» What the task asks
Only the number is needed: how many lines of the records include "Gabrielle"?

» Exercise inputs

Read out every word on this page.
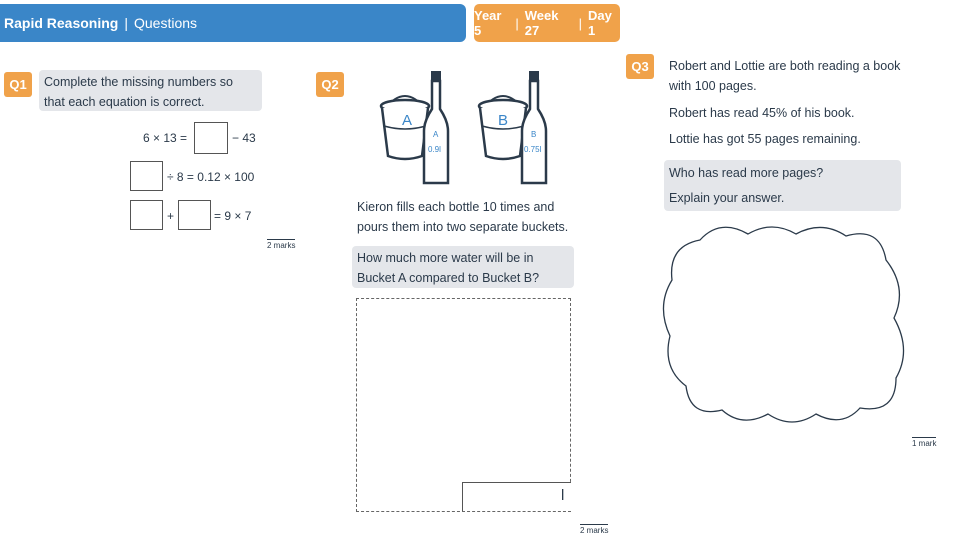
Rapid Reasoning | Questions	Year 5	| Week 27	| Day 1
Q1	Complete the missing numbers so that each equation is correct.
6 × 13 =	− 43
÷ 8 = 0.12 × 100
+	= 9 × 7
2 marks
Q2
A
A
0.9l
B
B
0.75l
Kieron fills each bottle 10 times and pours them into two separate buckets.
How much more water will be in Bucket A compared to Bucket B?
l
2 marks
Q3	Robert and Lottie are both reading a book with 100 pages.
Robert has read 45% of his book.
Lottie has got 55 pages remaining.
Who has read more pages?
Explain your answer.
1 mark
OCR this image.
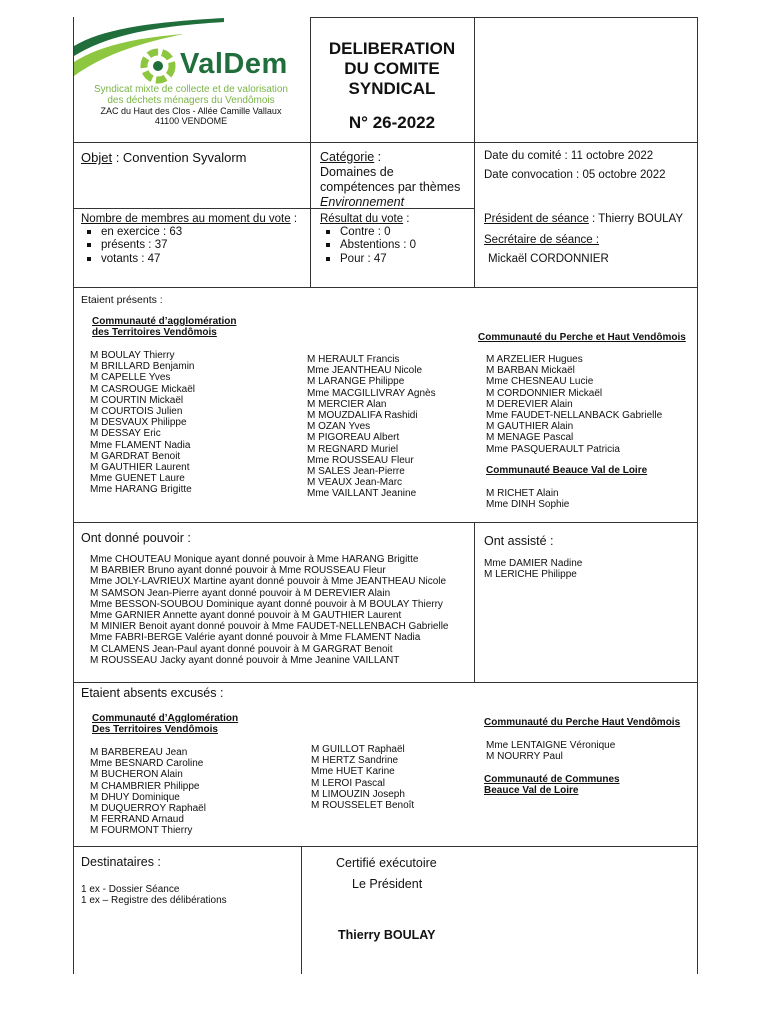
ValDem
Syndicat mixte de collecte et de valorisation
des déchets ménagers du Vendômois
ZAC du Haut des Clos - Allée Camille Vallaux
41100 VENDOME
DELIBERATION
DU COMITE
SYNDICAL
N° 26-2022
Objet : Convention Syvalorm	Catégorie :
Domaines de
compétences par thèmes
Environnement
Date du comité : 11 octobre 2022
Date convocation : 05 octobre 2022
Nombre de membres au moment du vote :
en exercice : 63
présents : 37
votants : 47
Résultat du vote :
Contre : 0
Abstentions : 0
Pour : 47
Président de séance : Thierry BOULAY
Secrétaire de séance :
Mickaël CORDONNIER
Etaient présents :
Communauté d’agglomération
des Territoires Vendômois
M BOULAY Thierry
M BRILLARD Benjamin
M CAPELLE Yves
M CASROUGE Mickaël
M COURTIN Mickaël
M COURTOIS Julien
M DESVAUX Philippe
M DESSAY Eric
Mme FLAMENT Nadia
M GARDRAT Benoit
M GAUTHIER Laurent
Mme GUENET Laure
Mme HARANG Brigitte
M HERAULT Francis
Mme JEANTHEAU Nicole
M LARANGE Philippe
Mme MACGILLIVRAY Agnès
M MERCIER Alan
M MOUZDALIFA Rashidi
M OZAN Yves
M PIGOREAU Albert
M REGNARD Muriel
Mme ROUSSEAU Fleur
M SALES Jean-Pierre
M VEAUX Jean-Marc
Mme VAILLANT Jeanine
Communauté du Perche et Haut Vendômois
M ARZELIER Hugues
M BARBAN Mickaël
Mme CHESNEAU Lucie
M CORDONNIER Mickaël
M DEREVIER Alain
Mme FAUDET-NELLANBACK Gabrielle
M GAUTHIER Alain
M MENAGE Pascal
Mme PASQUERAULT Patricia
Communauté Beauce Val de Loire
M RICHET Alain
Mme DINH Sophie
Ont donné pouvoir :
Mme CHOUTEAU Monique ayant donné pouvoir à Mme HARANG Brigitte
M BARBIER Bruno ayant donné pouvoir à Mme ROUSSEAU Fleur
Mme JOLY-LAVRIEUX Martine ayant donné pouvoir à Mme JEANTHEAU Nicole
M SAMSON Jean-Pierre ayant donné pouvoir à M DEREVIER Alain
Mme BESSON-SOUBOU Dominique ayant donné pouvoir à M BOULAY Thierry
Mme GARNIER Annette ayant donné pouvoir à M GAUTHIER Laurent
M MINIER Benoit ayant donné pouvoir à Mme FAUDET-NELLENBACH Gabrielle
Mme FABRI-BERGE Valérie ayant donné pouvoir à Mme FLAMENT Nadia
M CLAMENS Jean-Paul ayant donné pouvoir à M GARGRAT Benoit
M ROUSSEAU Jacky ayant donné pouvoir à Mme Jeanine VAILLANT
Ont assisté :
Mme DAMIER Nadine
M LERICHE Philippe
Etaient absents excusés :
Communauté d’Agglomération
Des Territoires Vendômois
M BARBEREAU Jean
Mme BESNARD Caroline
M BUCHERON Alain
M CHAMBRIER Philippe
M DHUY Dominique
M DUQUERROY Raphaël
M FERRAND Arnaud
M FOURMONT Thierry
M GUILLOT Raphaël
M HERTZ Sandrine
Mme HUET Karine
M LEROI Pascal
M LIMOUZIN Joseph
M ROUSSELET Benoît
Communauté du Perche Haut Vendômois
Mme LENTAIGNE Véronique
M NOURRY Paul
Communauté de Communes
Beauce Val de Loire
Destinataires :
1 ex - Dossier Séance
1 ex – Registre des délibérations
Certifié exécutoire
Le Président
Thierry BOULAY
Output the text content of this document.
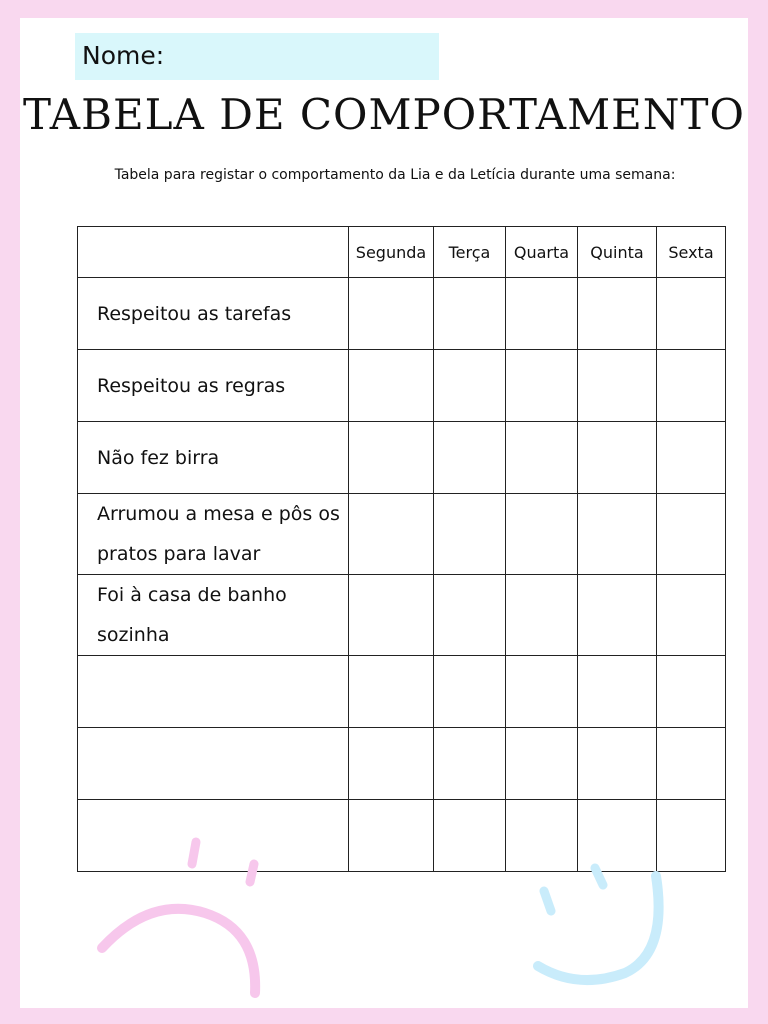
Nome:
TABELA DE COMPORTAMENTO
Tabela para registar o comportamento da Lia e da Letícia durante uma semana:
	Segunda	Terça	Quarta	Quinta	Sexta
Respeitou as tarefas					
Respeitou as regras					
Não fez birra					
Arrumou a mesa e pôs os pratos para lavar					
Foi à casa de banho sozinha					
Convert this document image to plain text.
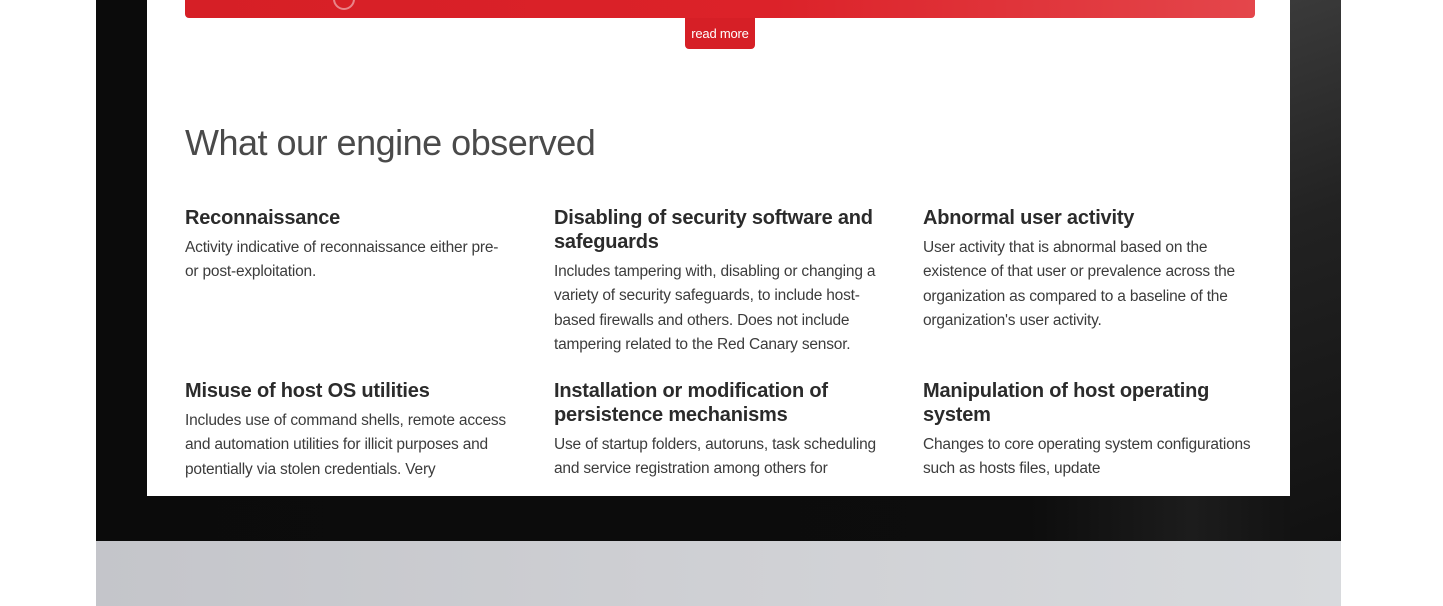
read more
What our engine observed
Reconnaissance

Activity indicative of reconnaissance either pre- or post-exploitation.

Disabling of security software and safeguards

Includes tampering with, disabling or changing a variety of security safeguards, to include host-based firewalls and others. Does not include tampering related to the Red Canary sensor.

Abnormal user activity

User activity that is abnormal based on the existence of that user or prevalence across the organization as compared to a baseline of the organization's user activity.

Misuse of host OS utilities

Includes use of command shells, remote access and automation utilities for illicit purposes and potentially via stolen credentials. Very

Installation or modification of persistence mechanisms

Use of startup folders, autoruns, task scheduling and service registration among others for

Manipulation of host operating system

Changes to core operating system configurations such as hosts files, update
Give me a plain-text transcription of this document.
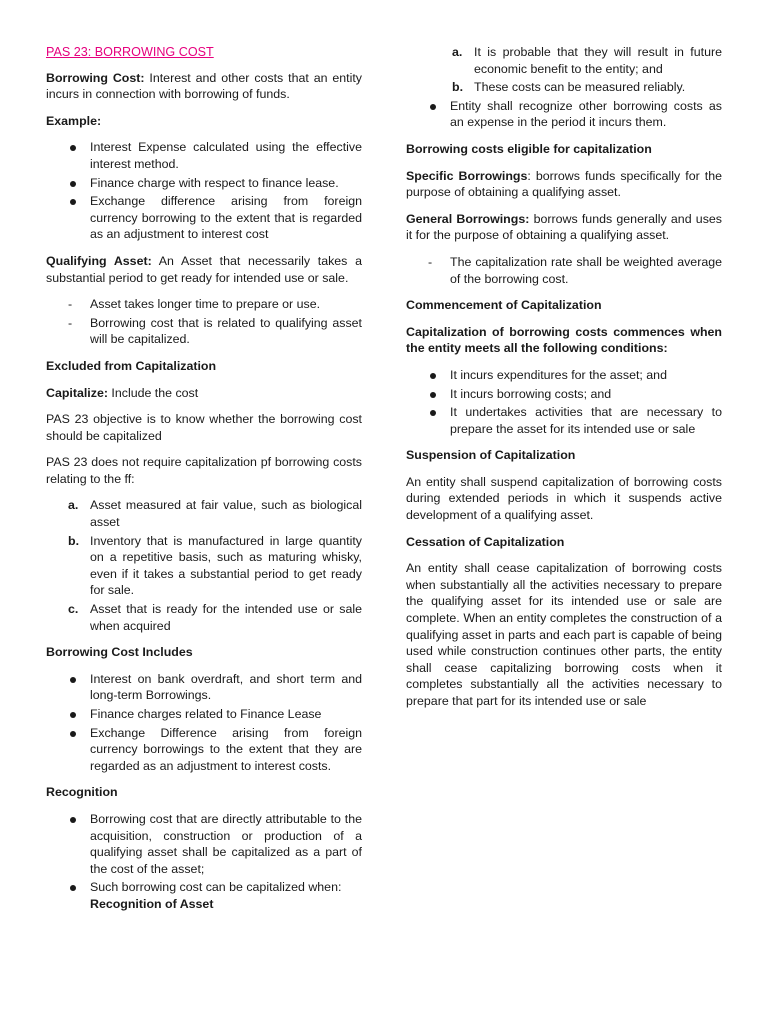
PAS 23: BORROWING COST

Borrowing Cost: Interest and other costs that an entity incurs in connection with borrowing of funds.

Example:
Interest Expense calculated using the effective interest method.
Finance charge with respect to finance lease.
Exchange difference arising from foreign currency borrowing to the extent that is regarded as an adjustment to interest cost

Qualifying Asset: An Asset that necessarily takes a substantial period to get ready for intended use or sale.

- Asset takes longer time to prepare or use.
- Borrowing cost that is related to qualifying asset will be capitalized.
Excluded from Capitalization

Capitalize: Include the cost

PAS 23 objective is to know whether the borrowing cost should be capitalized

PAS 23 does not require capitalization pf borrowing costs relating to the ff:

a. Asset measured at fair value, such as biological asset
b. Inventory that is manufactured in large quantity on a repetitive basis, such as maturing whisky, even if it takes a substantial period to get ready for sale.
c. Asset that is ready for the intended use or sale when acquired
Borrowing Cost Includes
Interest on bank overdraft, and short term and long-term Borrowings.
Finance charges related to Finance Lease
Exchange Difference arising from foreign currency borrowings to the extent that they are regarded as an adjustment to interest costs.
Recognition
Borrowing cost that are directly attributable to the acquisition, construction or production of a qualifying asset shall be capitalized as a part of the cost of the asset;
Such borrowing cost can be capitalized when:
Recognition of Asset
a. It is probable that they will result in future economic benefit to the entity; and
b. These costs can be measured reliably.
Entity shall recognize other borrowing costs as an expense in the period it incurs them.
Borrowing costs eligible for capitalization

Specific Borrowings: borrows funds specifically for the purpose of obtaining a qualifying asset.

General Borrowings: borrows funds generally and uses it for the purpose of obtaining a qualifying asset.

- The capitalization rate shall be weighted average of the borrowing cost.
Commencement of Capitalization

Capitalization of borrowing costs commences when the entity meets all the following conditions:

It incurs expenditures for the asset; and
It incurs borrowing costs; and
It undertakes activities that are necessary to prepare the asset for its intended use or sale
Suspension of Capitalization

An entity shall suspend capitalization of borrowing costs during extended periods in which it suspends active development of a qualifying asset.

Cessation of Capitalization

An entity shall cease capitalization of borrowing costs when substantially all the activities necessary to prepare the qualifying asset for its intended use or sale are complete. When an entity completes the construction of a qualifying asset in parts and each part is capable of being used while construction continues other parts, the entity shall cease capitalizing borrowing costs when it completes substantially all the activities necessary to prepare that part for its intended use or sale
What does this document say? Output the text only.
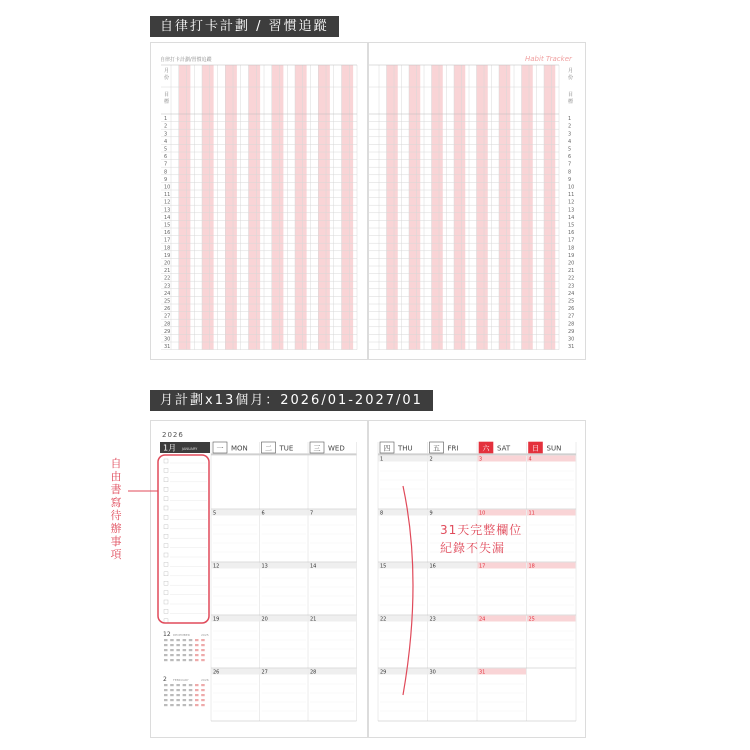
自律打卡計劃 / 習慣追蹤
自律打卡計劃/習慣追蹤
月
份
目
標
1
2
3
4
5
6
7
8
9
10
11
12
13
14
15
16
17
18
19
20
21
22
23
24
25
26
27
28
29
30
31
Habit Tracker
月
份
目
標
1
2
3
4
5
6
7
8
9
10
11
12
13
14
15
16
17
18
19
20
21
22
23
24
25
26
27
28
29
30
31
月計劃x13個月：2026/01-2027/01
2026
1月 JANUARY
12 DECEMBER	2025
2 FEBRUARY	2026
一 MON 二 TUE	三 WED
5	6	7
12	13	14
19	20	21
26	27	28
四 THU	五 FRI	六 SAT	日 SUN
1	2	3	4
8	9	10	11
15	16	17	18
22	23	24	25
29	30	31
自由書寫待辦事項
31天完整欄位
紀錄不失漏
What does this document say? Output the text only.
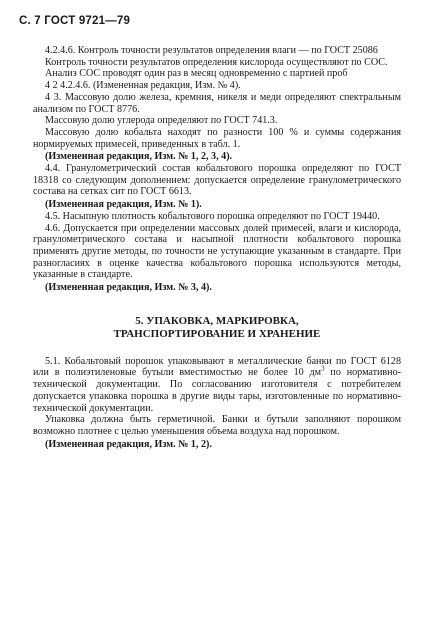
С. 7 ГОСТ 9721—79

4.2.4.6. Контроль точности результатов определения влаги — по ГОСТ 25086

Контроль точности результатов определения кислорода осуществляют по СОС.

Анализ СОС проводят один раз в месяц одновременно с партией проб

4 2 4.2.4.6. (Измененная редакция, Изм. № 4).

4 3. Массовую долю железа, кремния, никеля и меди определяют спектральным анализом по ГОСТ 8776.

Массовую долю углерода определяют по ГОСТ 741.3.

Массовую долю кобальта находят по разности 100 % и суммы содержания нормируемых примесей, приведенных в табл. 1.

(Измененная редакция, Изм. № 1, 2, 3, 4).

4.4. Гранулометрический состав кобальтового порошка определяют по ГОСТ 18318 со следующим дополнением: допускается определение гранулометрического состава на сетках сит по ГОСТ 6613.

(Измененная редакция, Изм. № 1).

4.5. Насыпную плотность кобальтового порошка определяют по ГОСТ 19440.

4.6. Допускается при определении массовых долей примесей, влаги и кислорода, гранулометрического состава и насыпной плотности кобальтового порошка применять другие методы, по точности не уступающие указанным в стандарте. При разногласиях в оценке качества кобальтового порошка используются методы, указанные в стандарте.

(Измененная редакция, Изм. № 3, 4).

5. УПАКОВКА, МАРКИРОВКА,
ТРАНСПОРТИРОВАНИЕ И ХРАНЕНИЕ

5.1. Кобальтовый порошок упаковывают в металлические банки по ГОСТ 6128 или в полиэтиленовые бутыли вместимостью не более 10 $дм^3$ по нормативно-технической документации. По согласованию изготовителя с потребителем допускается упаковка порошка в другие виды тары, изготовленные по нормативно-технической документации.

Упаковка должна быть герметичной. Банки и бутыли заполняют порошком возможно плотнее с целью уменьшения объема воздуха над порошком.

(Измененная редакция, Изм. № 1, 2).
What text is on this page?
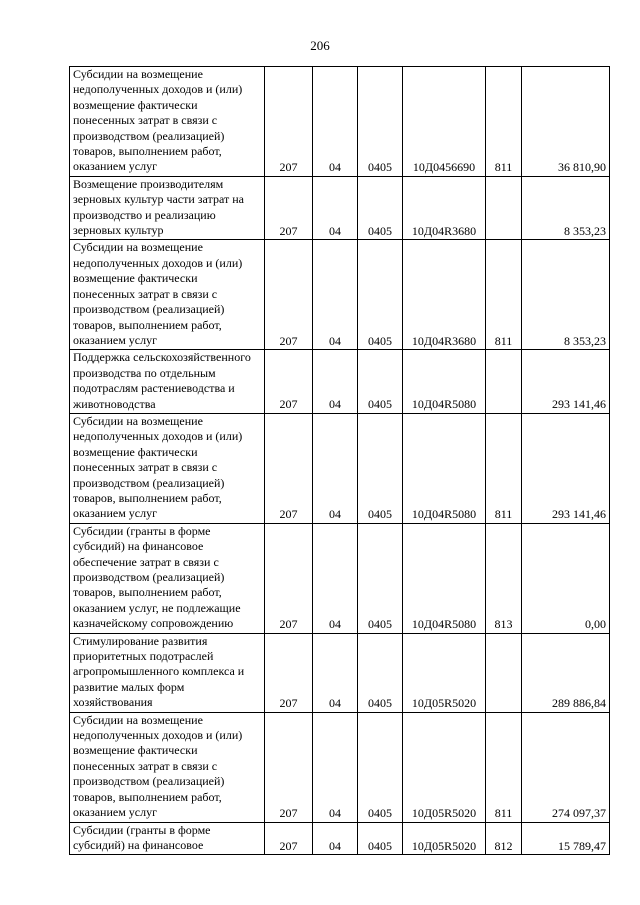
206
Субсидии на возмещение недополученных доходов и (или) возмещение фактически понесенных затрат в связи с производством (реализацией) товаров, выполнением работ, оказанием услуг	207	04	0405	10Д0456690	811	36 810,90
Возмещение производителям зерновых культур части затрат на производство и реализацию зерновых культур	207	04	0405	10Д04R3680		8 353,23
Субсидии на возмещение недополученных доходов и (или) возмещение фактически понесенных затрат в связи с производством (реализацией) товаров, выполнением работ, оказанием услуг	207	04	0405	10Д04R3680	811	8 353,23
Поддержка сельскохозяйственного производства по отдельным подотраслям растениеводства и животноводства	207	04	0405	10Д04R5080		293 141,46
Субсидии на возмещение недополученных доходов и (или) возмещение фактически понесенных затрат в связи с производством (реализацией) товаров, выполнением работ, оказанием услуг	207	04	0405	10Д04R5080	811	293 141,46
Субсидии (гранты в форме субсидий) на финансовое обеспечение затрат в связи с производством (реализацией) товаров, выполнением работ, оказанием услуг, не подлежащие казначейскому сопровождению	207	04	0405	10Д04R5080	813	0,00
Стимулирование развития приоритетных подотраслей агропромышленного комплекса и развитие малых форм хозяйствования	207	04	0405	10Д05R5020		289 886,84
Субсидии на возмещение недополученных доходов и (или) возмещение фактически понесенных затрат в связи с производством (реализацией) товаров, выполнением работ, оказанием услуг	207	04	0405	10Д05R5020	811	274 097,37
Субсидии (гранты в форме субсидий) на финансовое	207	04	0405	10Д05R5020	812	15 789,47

» Task result
2